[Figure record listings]
* BEGIN *
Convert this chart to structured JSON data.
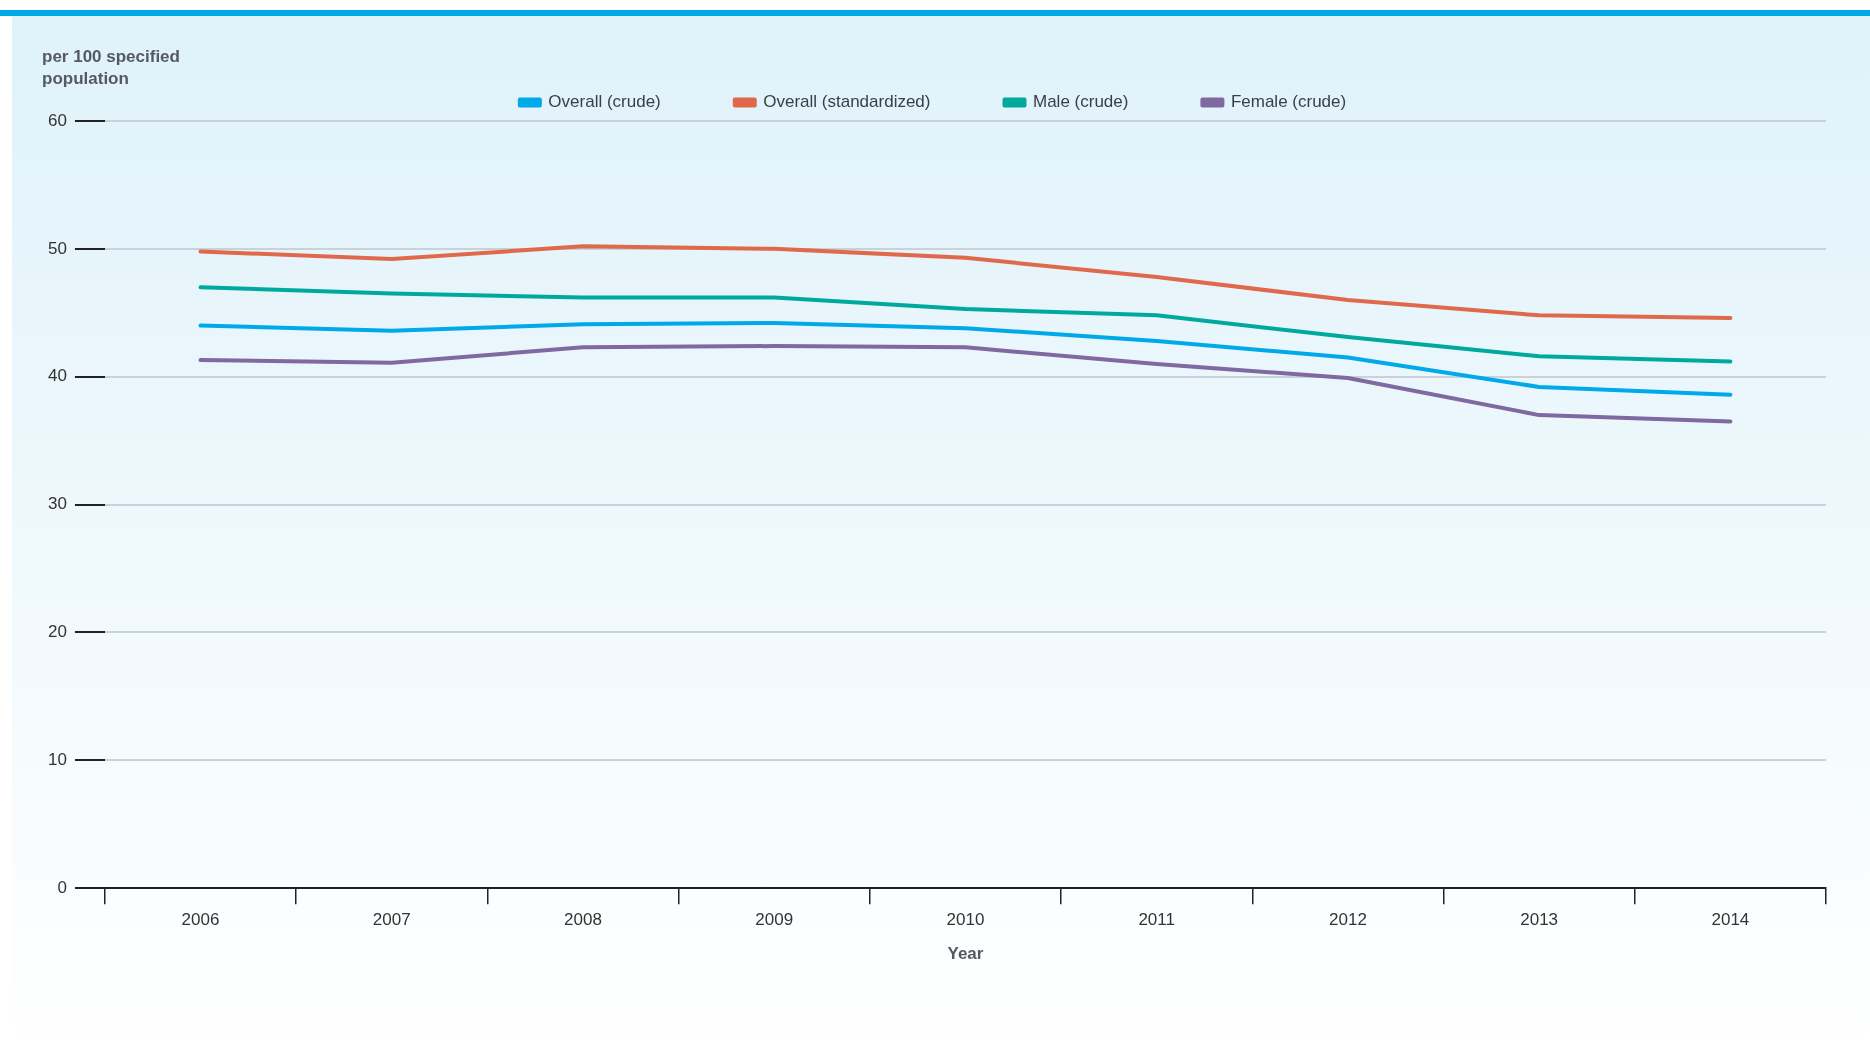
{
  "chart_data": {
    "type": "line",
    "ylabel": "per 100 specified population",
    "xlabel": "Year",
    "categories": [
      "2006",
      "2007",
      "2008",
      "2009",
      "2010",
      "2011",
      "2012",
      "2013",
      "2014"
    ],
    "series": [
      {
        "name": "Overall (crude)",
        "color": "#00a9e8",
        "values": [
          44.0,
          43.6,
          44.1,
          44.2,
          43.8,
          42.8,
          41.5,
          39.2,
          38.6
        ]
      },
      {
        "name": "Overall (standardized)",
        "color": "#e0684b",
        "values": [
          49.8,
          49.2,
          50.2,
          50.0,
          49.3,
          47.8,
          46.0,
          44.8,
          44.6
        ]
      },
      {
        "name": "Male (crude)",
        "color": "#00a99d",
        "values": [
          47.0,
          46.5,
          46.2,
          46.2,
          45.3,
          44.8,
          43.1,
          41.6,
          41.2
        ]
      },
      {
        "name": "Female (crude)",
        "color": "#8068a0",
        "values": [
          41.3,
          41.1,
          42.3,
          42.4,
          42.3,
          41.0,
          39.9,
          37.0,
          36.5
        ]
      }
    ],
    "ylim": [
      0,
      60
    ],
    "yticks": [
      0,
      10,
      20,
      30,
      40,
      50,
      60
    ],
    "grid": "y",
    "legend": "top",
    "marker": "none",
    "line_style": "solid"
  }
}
* END *
[WHAT TO PRODUCE] Quote the preceding listing precisely and completely, omitting its images.

[COMPLETED TASK]
Convert this chart to structured JSON data.
{
  "chart_data": {
    "type": "line",
    "ylabel": "per 100 specified population",
    "xlabel": "Year",
    "categories": [
      "2006",
      "2007",
      "2008",
      "2009",
      "2010",
      "2011",
      "2012",
      "2013",
      "2014"
    ],
    "series": [
      {
        "name": "Overall (crude)",
        "color": "#00a9e8",
        "values": [
          44.0,
          43.6,
          44.1,
          44.2,
          43.8,
          42.8,
          41.5,
          39.2,
          38.6
        ]
      },
      {
        "name": "Overall (standardized)",
        "color": "#e0684b",
        "values": [
          49.8,
          49.2,
          50.2,
          50.0,
          49.3,
          47.8,
          46.0,
          44.8,
          44.6
        ]
      },
      {
        "name": "Male (crude)",
        "color": "#00a99d",
        "values": [
          47.0,
          46.5,
          46.2,
          46.2,
          45.3,
          44.8,
          43.1,
          41.6,
          41.2
        ]
      },
      {
        "name": "Female (crude)",
        "color": "#8068a0",
        "values": [
          41.3,
          41.1,
          42.3,
          42.4,
          42.3,
          41.0,
          39.9,
          37.0,
          36.5
        ]
      }
    ],
    "ylim": [
      0,
      60
    ],
    "yticks": [
      0,
      10,
      20,
      30,
      40,
      50,
      60
    ],
    "grid": "y",
    "legend": "top",
    "marker": "none",
    "line_style": "solid"
  }
}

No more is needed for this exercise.